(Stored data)
++++++++++++++++++++

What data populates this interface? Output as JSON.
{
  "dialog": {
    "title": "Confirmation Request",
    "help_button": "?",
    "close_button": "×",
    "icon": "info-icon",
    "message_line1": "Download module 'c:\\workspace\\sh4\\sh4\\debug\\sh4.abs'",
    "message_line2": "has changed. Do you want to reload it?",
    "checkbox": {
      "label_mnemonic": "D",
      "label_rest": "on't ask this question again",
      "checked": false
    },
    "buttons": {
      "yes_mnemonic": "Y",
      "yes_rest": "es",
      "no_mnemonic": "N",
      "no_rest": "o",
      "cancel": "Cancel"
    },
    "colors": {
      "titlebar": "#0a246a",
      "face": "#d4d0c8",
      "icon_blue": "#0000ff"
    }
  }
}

++++++++++++++++++++

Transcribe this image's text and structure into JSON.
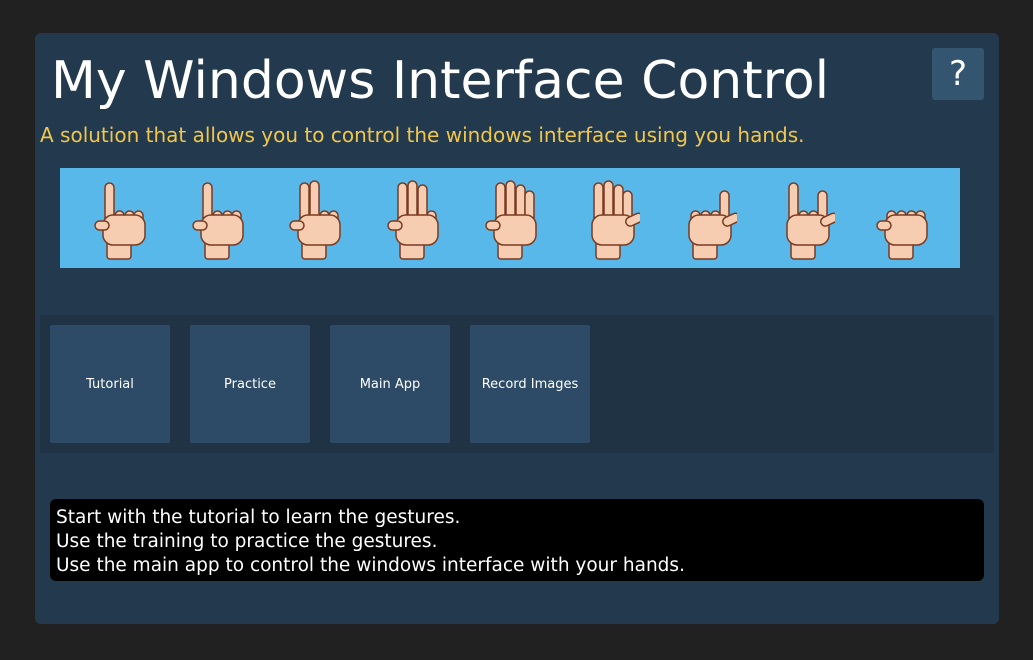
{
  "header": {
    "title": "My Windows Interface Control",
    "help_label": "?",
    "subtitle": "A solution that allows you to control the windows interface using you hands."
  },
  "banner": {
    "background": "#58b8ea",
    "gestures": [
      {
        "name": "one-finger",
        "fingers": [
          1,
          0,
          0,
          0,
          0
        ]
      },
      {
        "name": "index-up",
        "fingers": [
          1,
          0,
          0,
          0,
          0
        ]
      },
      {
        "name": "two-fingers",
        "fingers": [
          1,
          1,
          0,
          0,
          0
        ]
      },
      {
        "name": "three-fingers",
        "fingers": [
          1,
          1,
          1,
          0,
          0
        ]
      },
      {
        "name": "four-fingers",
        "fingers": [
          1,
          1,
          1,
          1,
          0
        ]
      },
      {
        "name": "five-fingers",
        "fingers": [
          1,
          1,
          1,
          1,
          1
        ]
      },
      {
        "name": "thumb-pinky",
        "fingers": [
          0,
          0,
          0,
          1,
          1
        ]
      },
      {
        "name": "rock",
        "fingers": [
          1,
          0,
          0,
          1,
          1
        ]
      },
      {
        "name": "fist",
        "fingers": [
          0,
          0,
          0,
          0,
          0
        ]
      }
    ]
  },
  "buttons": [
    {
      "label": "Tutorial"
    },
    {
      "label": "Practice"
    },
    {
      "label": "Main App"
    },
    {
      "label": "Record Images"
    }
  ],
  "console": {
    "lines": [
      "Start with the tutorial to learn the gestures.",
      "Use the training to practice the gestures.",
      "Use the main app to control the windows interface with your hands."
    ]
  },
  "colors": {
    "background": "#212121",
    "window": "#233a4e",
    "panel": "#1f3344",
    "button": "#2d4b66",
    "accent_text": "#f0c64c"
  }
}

++++++++++++++++++++

● Exercise prompt:
Return all lines with the word "this" in them.

● Result of the task:
What data populates this interface? Output as JSON.
      "label_rest": "on't ask this question again",
Transcribe this image's text and structure into JSON.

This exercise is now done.